--- DATA LINES ---
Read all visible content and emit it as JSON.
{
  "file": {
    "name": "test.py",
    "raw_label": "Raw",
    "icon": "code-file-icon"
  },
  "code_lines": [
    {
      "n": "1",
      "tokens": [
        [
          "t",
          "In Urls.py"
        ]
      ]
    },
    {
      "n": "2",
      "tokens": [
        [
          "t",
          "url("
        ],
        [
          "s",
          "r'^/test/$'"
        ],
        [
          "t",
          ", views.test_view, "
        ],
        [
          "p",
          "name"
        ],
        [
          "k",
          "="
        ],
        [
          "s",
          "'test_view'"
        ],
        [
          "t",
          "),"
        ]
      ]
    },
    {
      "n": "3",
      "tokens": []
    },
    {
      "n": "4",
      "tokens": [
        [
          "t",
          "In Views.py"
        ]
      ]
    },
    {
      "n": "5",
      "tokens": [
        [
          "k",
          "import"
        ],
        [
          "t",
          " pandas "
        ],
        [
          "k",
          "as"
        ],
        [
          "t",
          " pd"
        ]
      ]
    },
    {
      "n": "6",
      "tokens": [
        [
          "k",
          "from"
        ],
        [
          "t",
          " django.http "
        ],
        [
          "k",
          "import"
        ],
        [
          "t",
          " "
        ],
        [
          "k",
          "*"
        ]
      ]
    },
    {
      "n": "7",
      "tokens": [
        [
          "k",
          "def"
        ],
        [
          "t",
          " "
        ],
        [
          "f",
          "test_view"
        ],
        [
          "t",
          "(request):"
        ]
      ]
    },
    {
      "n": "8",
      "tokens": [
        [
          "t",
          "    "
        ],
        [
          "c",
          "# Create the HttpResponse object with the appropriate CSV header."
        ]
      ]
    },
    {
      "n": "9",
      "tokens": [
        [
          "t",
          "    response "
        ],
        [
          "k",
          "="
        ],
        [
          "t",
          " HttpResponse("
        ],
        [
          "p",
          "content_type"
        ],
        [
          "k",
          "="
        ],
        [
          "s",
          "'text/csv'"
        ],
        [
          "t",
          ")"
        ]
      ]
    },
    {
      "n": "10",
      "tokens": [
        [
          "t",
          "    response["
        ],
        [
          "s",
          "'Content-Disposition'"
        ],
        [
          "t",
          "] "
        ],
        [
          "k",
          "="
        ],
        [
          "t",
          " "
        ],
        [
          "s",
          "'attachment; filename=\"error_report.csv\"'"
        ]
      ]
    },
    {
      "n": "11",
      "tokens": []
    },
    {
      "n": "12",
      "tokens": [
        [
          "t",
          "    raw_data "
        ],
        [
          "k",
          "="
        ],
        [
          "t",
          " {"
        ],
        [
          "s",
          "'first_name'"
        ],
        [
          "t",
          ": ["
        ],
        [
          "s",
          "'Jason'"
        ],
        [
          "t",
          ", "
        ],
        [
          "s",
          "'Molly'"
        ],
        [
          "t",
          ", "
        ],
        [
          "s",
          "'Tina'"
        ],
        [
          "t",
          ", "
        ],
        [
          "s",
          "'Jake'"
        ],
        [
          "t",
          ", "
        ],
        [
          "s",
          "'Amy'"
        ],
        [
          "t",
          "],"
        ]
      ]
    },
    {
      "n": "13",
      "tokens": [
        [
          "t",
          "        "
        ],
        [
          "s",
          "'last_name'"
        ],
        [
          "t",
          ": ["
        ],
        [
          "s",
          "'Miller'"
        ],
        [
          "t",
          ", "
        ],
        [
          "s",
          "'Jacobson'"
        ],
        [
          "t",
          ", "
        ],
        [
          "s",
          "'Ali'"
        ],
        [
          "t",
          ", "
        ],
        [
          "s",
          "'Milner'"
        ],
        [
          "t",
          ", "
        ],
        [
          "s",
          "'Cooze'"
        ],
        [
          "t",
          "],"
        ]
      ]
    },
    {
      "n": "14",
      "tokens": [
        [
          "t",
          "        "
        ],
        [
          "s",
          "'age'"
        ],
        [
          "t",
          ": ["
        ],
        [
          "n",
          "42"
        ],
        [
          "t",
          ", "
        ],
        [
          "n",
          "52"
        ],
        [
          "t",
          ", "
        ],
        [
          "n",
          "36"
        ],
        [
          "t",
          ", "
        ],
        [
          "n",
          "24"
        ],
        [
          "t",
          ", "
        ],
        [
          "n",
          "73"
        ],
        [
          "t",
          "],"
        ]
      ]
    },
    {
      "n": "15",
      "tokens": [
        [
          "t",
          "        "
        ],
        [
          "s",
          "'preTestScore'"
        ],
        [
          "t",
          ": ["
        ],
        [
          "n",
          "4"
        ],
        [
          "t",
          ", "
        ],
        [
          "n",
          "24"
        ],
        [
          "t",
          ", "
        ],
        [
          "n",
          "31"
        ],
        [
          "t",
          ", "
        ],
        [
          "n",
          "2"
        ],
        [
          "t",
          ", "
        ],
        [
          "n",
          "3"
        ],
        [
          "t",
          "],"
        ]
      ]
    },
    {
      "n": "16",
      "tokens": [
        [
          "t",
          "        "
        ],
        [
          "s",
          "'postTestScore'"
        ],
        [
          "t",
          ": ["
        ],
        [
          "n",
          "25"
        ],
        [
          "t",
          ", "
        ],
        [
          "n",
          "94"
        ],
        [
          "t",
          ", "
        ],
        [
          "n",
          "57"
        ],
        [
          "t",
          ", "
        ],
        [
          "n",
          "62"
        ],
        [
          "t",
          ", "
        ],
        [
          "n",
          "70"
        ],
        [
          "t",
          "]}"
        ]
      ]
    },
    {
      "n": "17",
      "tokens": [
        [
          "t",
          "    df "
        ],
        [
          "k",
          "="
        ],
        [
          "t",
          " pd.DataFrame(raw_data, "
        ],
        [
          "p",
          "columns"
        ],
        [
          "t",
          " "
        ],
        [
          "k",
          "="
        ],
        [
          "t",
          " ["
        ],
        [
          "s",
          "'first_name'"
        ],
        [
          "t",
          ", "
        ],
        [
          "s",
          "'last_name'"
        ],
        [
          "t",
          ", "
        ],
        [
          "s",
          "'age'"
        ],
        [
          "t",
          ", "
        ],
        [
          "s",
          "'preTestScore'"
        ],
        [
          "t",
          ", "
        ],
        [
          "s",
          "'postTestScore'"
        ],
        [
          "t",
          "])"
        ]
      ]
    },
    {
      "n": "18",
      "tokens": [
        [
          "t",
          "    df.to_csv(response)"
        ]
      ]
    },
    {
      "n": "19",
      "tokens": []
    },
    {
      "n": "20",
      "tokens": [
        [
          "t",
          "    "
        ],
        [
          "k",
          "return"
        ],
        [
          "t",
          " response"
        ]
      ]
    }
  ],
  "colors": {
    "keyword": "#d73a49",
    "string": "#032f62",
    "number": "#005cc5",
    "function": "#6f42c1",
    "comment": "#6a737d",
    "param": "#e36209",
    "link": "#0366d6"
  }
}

--- YOUR TASK ---
Return each line of the data that contains the string "HttpResponse".

--- FINAL RESULT ---
          "# Create the HttpResponse object with the appropriate CSV header."
          " HttpResponse("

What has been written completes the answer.